GOAL: Report how many lines below contain the word "this". Give only the number.
⁂
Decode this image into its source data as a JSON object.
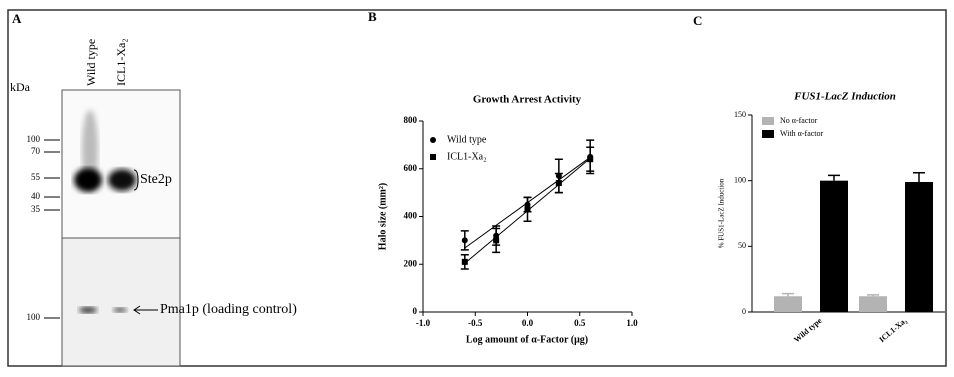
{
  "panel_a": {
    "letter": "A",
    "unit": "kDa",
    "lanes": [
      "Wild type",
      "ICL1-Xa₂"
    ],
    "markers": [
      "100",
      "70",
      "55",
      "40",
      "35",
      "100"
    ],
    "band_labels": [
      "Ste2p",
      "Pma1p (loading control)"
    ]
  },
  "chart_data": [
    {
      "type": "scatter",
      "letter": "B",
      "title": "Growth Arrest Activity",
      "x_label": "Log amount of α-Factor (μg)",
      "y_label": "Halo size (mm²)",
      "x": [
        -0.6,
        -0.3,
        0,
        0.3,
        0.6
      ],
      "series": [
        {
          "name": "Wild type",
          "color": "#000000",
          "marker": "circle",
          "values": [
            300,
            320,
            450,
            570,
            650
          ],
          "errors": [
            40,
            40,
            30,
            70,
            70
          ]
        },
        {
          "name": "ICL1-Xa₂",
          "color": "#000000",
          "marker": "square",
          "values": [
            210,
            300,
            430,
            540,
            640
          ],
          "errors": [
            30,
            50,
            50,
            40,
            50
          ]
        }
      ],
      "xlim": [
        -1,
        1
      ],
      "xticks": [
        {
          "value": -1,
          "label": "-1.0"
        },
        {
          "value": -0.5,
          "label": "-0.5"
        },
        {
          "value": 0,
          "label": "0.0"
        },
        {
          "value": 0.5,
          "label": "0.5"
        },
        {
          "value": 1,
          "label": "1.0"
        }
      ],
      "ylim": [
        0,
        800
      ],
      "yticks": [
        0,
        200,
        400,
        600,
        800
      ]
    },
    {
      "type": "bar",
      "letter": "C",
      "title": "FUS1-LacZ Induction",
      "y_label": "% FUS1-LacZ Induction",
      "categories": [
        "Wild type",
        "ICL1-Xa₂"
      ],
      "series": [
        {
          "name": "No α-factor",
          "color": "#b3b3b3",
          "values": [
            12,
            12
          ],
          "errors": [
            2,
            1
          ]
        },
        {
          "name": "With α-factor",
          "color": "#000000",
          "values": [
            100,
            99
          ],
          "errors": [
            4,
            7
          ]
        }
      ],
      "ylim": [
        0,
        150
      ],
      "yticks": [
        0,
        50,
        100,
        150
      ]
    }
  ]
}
⁂
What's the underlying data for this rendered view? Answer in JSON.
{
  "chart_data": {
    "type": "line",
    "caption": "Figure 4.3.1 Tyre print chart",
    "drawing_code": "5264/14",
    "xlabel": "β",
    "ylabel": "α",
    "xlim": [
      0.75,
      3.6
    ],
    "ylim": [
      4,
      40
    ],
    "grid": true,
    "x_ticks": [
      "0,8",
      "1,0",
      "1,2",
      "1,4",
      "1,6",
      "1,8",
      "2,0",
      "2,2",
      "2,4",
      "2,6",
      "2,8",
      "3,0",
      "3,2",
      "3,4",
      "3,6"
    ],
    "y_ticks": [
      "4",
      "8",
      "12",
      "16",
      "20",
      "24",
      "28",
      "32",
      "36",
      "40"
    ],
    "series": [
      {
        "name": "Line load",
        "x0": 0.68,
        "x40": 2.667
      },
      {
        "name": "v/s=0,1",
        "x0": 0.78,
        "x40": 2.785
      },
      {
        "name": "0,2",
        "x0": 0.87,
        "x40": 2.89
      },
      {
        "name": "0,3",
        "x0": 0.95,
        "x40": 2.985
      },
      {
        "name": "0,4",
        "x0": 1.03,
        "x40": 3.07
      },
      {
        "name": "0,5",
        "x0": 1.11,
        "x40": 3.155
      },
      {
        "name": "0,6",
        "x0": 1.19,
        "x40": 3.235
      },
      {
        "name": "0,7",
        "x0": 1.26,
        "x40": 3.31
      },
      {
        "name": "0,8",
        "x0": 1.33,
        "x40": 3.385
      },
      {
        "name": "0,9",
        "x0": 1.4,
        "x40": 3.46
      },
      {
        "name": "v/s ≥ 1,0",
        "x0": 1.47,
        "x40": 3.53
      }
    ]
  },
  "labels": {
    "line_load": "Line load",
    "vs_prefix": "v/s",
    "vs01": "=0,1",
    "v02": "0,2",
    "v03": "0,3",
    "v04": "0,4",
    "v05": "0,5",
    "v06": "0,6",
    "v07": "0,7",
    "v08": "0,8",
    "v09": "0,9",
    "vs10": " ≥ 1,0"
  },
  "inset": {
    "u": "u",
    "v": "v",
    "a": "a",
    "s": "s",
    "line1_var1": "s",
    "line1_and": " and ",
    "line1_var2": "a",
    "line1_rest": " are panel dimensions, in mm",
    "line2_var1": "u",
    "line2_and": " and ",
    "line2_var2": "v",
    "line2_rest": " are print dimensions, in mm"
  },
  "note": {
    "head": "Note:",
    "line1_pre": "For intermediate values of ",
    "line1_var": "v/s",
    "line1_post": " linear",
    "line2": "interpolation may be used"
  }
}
⁂
THE SOLUTION: 2